• [Selected text]
————

7. As was noticed supra, it is for the employer to provide for an alternative employment and it is not required for an employee to solicit or explore all the avenues/opportunities for securing alternative employment. 8. So long as the A.P.S.R.T.C, on its own, with reasonable expedition does not provide for alternative employment at the first instance to any person who acquires disability, who has been assessed by it as not suitable for continuing to hold the post against which he is employed, the burden does not get discharged and does not shift on to the shoulders of the employee. It is a different matter, if upon the offer made by the A.P.S.R.T.C, the employee concerned finds it hard to accept such an alternative employment, and declines to accept it. The moment he declines to accept alternative employment, the burden of the employer in terms of Section 47 of the Persons with Disabilities Act gets completely discharged. Thereafter, it is for the employee to avail the other suitable package of compensation in lieu of alternative employment. Hence, we are convinced that the appellant- A.P.S.R.T.C has failed to discharge its primary obligation. We therefore do not find any merit in this writ appeal. 9. However, the learned single Judge has imposed costs of Rs.10,000/-on the appellant. In view of the fact that the employee has received additional monetary benefit in lieu of alternative employment, it may not be the most appropriate case for imposing costs against the appellant. By virtue of the directions issued by the learned single Judge, the additional monetary benefit enjoyed by the writ petitioner will have to be refunded to the A.P.S.R.T.C. In such circumstances, the equities between both the parties could have been struck more easily by directing the writ petitioner to return the additional monetary benefits received by him, without interest, within a period of 30 days from the date of receipt of the order. Accordingly, we direct the writ petitioner to refund, within 30 days of receipt of this order, the additional monetary benefits received by him from the appellant, A.P.S.R.T.C, in lieu of alternative employment. 10.Therefore, modifying the result of the writ petition only to the extent of imposition of costs of Rs.10,000/-, this writ appeal, otherwise fails and it is accordingly dismissed.

————

• [What is required] Translate this sentence from the judgment excerpt into Spanish: "The moment he declines to accept alternative employment, the burden of the employer in terms of Section 47 of the Persons with Disabilities Act gets completely discharged." Please work from the judgment excerpt alone.

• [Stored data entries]
————

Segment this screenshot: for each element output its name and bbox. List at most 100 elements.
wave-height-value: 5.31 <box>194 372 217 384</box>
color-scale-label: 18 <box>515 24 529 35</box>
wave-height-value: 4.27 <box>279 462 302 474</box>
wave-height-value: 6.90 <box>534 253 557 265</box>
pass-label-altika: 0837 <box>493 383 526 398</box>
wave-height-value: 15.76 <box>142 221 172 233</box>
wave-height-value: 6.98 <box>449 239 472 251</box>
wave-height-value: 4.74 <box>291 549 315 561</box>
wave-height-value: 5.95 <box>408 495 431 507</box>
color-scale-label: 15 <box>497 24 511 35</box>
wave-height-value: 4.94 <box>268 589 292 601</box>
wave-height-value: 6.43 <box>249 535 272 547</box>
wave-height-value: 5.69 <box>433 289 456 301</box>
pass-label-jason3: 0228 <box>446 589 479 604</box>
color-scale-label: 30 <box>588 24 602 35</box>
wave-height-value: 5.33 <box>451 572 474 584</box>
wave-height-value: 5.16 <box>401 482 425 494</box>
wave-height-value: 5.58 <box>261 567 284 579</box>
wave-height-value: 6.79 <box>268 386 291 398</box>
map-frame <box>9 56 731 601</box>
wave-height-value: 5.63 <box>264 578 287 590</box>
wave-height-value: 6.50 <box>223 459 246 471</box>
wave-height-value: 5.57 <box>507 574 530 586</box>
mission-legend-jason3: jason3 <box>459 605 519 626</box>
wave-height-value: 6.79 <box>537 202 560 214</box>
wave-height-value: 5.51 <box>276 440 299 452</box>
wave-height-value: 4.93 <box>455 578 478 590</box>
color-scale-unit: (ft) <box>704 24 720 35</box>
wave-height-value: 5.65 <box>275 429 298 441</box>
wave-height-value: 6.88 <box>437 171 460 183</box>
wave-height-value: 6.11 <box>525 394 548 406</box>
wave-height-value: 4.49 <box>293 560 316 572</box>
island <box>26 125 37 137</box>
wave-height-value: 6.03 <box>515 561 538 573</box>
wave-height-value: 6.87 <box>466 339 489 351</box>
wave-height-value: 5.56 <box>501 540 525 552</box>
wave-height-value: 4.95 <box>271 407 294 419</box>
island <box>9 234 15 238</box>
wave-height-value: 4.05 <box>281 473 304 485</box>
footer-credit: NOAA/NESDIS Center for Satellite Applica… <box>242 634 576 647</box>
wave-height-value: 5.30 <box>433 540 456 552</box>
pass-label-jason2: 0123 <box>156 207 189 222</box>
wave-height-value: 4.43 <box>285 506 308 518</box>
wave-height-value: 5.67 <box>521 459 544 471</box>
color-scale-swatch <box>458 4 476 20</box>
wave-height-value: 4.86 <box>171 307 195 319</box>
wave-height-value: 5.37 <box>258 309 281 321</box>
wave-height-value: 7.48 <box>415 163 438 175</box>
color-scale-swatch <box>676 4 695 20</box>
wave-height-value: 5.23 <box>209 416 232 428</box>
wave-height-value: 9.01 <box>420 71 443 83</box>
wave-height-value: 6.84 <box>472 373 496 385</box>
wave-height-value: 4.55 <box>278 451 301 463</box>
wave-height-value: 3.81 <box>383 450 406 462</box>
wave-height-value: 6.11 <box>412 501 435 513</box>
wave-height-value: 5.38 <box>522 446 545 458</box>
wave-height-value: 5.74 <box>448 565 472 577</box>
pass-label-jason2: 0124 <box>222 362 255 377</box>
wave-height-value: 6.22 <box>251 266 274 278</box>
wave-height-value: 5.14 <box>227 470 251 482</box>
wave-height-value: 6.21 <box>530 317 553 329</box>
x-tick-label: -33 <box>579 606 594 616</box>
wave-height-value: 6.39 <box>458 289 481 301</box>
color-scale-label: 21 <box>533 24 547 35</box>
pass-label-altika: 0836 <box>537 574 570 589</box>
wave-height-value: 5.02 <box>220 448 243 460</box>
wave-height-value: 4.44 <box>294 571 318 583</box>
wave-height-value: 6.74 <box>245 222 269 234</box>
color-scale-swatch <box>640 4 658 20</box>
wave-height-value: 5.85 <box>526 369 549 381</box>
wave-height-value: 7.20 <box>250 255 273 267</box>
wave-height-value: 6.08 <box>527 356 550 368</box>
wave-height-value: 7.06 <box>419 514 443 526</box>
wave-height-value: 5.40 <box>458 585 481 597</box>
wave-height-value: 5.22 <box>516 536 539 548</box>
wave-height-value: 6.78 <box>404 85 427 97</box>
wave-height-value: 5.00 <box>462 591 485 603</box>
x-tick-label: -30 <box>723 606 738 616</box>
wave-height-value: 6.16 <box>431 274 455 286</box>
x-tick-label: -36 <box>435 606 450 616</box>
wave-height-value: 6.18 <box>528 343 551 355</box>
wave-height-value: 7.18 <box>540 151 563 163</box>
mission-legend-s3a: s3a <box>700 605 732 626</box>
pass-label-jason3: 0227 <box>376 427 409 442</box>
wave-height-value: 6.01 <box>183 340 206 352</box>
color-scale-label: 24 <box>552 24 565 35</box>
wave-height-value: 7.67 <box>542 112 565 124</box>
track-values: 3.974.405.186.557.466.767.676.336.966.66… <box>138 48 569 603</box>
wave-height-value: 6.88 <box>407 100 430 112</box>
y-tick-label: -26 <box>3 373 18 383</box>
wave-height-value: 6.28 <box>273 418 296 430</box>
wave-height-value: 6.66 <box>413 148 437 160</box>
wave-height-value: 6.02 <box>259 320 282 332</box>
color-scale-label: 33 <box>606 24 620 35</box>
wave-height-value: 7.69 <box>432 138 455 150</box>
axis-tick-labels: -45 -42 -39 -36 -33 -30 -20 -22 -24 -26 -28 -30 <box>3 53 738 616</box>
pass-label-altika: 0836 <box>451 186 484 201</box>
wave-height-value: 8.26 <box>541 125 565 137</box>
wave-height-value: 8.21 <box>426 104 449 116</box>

————

• [Your solution] En el momento en que se niega a aceptar un empleo alternativo, la carga del empleador en virtud del artículo 47 de la Ley de Personas con Discapacidad queda completamente cumplida.